Provided entries =>
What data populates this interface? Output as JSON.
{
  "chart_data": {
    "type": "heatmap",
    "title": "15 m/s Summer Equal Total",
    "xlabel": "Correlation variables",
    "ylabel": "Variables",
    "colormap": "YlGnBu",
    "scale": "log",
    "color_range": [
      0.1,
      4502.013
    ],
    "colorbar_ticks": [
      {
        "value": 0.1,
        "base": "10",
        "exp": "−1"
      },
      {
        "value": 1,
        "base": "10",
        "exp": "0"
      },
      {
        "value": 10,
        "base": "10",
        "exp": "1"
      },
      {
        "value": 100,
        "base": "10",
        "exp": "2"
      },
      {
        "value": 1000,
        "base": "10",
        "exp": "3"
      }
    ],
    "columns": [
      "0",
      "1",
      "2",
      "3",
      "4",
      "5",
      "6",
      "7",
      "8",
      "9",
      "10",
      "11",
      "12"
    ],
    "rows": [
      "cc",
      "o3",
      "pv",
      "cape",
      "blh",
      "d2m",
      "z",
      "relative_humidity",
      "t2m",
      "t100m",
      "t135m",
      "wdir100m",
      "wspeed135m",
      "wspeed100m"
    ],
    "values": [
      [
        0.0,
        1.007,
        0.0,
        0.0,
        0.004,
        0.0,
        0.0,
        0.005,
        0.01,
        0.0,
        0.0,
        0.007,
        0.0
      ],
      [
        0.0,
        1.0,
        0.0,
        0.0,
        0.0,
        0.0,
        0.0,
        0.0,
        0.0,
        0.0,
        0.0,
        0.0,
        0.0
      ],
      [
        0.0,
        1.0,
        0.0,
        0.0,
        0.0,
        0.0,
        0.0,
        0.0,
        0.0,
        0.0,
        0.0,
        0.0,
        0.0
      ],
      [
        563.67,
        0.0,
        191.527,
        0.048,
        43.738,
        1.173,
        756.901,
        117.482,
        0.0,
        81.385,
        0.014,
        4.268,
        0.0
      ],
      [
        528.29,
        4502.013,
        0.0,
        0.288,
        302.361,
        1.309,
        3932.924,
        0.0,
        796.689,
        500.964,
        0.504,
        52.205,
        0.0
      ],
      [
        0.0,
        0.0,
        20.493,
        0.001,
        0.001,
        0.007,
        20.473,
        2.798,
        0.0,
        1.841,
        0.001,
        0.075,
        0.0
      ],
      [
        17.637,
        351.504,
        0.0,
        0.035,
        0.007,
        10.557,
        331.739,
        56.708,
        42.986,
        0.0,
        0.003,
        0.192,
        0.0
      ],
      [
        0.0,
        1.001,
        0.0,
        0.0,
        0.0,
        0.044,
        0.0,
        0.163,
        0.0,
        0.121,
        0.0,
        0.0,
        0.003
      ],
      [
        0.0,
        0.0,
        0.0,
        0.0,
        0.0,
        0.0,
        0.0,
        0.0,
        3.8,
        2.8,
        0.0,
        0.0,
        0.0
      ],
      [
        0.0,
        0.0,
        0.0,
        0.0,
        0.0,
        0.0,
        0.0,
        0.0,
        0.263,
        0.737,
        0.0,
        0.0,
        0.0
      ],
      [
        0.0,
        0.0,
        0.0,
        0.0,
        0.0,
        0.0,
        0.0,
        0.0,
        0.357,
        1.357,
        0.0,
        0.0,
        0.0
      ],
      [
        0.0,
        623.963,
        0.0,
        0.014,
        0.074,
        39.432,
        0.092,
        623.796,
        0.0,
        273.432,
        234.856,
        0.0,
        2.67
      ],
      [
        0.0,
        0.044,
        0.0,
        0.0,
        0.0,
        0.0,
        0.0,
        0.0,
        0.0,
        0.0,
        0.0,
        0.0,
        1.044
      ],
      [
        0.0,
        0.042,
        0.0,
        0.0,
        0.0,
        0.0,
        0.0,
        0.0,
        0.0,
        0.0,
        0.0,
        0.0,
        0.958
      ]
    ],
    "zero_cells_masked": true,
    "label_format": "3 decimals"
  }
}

To do =>
Write out every line exactly as it stands.

The output =>
What data populates this interface? Output as JSON.
{
  "chart_data": {
    "type": "heatmap",
    "title": "15 m/s Summer Equal Total",
    "xlabel": "Correlation variables",
    "ylabel": "Variables",
    "colormap": "YlGnBu",
    "scale": "log",
    "color_range": [
      0.1,
      4502.013
    ],
    "colorbar_ticks": [
      {
        "value": 0.1,
        "base": "10",
        "exp": "−1"
      },
      {
        "value": 1,
        "base": "10",
        "exp": "0"
      },
      {
        "value": 10,
        "base": "10",
        "exp": "1"
      },
      {
        "value": 100,
        "base": "10",
        "exp": "2"
      },
      {
        "value": 1000,
        "base": "10",
        "exp": "3"
      }
    ],
    "columns": [
      "0",
      "1",
      "2",
      "3",
      "4",
      "5",
      "6",
      "7",
      "8",
      "9",
      "10",
      "11",
      "12"
    ],
    "rows": [
      "cc",
      "o3",
      "pv",
      "cape",
      "blh",
      "d2m",
      "z",
      "relative_humidity",
      "t2m",
      "t100m",
      "t135m",
      "wdir100m",
      "wspeed135m",
      "wspeed100m"
    ],
    "values": [
      [
        0.0,
        1.007,
        0.0,
        0.0,
        0.004,
        0.0,
        0.0,
        0.005,
        0.01,
        0.0,
        0.0,
        0.007,
        0.0
      ],
      [
        0.0,
        1.0,
        0.0,
        0.0,
        0.0,
        0.0,
        0.0,
        0.0,
        0.0,
        0.0,
        0.0,
        0.0,
        0.0
      ],
      [
        0.0,
        1.0,
        0.0,
        0.0,
        0.0,
        0.0,
        0.0,
        0.0,
        0.0,
        0.0,
        0.0,
        0.0,
        0.0
      ],
      [
        563.67,
        0.0,
        191.527,
        0.048,
        43.738,
        1.173,
        756.901,
        117.482,
        0.0,
        81.385,
        0.014,
        4.268,
        0.0
      ],
      [
        528.29,
        4502.013,
        0.0,
        0.288,
        302.361,
        1.309,
        3932.924,
        0.0,
        796.689,
        500.964,
        0.504,
        52.205,
        0.0
      ],
      [
        0.0,
        0.0,
        20.493,
        0.001,
        0.001,
        0.007,
        20.473,
        2.798,
        0.0,
        1.841,
        0.001,
        0.075,
        0.0
      ],
      [
        17.637,
        351.504,
        0.0,
        0.035,
        0.007,
        10.557,
        331.739,
        56.708,
        42.986,
        0.0,
        0.003,
        0.192,
        0.0
      ],
      [
        0.0,
        1.001,
        0.0,
        0.0,
        0.0,
        0.044,
        0.0,
        0.163,
        0.0,
        0.121,
        0.0,
        0.0,
        0.003
      ],
      [
        0.0,
        0.0,
        0.0,
        0.0,
        0.0,
        0.0,
        0.0,
        0.0,
        3.8,
        2.8,
        0.0,
        0.0,
        0.0
      ],
      [
        0.0,
        0.0,
        0.0,
        0.0,
        0.0,
        0.0,
        0.0,
        0.0,
        0.263,
        0.737,
        0.0,
        0.0,
        0.0
      ],
      [
        0.0,
        0.0,
        0.0,
        0.0,
        0.0,
        0.0,
        0.0,
        0.0,
        0.357,
        1.357,
        0.0,
        0.0,
        0.0
      ],
      [
        0.0,
        623.963,
        0.0,
        0.014,
        0.074,
        39.432,
        0.092,
        623.796,
        0.0,
        273.432,
        234.856,
        0.0,
        2.67
      ],
      [
        0.0,
        0.044,
        0.0,
        0.0,
        0.0,
        0.0,
        0.0,
        0.0,
        0.0,
        0.0,
        0.0,
        0.0,
        1.044
      ],
      [
        0.0,
        0.042,
        0.0,
        0.0,
        0.0,
        0.0,
        0.0,
        0.0,
        0.0,
        0.0,
        0.0,
        0.0,
        0.958
      ]
    ],
    "zero_cells_masked": true,
    "label_format": "3 decimals"
  }
}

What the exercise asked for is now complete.